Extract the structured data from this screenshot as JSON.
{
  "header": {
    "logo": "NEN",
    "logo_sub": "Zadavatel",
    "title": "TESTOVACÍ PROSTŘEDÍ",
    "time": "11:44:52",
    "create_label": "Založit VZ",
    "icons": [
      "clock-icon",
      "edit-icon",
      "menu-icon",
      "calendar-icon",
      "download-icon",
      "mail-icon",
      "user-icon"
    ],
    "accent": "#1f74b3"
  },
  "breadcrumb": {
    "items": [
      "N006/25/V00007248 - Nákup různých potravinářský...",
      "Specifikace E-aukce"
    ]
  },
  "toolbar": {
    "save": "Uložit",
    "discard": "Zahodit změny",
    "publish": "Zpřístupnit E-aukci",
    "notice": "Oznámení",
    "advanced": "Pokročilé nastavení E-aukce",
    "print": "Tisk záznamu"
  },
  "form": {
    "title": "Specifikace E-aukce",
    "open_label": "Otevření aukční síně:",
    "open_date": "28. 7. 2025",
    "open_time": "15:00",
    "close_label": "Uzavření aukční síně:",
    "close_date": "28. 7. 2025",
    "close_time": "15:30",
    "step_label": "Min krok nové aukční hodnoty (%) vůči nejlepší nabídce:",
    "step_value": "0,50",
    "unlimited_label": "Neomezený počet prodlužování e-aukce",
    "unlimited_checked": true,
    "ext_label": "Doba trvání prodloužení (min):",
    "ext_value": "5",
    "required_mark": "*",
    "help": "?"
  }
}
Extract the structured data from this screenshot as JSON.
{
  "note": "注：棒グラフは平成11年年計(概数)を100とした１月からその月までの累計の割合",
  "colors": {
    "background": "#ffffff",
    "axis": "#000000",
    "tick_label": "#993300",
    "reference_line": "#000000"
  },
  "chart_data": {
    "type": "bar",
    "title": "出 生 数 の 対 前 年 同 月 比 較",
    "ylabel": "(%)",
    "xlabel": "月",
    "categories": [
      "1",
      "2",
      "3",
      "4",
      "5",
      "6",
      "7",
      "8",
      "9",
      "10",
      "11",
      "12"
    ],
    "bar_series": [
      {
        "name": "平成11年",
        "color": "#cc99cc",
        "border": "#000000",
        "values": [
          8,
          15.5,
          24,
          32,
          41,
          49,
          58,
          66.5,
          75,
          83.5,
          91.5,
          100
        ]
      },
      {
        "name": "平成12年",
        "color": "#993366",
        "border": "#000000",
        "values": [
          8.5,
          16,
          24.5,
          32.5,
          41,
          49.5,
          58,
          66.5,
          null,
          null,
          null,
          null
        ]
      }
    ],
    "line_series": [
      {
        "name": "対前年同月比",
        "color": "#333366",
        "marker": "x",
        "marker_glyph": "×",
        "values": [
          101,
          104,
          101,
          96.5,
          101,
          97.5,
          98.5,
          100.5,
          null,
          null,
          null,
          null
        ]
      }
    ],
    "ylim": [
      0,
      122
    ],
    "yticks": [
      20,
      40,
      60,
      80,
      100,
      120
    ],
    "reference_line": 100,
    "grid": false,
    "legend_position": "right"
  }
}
----
Required work: Copy all lines from the data that hold the word "Specifikace".

Solution:
      "Specifikace E-aukce"
    "title": "Specifikace E-aukce",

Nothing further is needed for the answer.